## Exercise:
Take each line that has the word "content" and return it.

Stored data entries
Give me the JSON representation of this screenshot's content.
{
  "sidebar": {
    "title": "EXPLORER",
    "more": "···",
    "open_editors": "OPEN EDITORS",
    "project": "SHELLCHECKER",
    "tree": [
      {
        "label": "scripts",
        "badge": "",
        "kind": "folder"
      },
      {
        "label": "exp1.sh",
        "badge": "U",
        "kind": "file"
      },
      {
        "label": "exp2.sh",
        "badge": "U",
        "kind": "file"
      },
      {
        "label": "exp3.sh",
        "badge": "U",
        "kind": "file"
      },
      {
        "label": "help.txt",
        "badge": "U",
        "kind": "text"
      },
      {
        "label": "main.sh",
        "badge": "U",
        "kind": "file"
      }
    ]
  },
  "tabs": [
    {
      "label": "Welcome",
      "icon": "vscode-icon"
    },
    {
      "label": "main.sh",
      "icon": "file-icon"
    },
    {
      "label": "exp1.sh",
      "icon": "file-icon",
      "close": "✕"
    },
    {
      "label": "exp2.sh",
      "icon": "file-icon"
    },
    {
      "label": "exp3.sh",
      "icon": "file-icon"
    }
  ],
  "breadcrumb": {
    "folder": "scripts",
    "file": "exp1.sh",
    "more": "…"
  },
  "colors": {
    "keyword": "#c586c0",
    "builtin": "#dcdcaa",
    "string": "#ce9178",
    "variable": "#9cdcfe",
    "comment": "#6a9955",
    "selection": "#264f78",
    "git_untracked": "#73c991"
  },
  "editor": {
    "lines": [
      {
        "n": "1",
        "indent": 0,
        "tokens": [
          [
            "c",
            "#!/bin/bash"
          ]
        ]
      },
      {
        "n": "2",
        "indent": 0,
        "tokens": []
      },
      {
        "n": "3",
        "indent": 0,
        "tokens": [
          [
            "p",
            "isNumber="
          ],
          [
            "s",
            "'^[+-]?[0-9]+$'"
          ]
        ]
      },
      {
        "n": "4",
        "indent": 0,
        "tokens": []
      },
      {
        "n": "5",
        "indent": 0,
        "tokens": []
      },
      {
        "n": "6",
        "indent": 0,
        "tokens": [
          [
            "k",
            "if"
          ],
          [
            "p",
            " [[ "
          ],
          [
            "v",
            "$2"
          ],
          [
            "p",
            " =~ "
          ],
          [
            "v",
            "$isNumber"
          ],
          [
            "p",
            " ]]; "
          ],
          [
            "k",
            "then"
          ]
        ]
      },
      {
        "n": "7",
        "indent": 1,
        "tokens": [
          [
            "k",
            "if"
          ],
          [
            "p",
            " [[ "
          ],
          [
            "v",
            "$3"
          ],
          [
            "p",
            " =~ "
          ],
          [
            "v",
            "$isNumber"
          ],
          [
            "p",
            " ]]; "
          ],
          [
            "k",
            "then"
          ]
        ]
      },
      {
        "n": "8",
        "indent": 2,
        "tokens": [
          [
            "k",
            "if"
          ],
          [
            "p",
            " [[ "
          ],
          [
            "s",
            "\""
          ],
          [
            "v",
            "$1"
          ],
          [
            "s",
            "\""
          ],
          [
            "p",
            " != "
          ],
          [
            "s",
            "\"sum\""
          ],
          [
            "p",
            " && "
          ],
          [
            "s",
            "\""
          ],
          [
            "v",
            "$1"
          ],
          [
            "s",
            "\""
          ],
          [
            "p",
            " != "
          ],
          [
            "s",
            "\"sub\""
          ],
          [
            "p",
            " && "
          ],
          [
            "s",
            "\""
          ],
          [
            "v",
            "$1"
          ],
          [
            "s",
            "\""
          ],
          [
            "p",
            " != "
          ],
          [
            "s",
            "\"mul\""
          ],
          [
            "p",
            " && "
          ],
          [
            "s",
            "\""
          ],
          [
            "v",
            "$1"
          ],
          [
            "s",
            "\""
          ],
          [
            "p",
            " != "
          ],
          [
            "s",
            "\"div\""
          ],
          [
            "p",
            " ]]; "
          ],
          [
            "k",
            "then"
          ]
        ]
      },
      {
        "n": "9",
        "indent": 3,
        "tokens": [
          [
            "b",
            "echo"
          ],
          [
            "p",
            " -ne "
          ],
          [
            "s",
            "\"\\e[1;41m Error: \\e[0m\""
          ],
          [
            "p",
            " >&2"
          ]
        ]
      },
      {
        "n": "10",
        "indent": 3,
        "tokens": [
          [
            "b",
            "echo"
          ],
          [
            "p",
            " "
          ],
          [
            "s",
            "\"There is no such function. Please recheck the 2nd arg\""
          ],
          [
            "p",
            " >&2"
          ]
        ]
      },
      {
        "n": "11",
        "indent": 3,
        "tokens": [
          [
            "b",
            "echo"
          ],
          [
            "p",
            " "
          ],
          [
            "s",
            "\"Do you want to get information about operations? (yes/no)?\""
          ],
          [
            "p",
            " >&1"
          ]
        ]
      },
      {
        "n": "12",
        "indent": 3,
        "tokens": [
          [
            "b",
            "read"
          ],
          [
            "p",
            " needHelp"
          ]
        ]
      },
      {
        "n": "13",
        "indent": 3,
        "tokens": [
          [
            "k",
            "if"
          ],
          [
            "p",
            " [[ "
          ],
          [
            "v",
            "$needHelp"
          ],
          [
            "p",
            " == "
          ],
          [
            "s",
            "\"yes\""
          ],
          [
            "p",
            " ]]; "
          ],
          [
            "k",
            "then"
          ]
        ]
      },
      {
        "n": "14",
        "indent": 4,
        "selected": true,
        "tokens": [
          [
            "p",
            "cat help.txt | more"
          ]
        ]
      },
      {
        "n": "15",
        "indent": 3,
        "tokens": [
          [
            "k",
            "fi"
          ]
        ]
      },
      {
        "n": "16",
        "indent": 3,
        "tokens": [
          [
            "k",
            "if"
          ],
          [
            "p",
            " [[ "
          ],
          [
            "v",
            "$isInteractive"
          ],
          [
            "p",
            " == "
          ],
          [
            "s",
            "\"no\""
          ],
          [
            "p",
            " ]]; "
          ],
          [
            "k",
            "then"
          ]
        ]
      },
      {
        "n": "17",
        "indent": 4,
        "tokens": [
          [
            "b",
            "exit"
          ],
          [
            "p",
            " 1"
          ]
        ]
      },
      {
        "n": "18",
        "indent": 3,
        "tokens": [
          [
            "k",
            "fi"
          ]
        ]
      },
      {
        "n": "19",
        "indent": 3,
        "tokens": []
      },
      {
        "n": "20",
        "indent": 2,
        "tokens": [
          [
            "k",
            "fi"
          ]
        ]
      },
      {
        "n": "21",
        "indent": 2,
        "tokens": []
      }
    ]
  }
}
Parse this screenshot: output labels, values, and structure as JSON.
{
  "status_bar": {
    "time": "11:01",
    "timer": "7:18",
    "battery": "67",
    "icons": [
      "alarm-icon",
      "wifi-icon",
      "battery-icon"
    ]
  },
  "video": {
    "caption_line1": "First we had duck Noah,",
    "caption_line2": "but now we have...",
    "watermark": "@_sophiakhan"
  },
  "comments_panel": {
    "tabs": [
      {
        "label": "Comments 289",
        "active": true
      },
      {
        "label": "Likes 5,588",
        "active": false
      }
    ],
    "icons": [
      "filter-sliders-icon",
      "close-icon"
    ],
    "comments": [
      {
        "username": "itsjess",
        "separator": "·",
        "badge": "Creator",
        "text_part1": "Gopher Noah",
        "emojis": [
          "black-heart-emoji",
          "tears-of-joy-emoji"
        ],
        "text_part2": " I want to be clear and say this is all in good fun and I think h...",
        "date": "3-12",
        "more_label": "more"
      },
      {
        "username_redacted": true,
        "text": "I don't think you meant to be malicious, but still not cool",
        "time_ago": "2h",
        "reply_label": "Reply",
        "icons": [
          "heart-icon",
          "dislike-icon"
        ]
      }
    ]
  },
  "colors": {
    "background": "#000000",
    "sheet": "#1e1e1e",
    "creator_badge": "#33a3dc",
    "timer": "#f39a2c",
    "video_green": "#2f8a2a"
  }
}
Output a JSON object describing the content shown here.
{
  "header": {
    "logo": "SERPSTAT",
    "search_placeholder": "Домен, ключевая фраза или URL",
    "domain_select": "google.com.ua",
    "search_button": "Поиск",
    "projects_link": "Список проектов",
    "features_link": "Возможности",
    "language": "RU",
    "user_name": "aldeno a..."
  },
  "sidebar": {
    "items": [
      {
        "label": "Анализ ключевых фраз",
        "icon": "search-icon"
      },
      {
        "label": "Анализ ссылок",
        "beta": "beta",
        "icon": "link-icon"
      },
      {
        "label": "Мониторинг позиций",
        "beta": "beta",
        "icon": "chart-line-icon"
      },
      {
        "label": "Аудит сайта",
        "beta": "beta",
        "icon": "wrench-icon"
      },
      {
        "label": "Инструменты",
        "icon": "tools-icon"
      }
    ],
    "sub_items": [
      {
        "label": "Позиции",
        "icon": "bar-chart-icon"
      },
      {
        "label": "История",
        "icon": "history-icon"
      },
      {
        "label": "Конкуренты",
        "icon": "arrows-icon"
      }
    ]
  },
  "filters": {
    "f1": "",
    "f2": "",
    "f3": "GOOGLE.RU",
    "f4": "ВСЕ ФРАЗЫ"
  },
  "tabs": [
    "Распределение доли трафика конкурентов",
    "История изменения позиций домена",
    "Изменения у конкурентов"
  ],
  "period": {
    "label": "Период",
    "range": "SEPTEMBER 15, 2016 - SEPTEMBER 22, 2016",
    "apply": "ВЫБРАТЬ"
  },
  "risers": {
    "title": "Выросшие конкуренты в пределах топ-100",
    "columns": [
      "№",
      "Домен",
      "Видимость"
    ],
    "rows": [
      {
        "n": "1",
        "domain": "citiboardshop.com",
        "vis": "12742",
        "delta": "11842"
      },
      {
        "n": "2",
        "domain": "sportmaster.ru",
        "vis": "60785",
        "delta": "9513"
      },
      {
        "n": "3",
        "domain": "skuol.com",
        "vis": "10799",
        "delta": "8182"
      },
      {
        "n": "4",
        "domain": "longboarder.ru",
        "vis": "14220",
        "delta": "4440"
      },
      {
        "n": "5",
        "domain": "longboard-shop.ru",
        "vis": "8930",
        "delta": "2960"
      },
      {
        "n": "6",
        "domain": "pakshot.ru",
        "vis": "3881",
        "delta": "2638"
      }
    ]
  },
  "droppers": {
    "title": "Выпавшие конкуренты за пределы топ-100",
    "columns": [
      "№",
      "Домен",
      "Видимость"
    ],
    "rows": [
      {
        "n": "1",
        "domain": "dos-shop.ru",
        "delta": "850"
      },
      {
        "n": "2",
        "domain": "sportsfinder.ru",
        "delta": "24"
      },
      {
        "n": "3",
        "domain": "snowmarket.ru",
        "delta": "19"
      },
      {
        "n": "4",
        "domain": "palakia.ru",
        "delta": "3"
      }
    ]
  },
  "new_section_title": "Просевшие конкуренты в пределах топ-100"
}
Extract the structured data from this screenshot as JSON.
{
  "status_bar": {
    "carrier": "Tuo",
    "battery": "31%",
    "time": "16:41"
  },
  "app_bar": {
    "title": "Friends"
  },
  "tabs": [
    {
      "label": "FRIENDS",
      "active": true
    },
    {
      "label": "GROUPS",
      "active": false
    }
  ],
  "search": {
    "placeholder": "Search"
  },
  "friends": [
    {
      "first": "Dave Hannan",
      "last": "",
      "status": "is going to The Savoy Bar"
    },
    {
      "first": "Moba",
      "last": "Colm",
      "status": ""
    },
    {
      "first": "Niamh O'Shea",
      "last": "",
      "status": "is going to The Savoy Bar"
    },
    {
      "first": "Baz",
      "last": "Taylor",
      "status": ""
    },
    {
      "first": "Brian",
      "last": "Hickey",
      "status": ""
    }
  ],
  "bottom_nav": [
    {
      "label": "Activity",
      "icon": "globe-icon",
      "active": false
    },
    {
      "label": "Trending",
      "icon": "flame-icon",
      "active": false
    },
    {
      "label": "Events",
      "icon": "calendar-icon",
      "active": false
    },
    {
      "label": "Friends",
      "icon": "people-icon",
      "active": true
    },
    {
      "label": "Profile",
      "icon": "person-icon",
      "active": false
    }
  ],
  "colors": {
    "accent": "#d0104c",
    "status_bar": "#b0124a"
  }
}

## Solved problem:
Give me the JSON representation of this screenshot's content.
Output a JSON object describing the content shown here.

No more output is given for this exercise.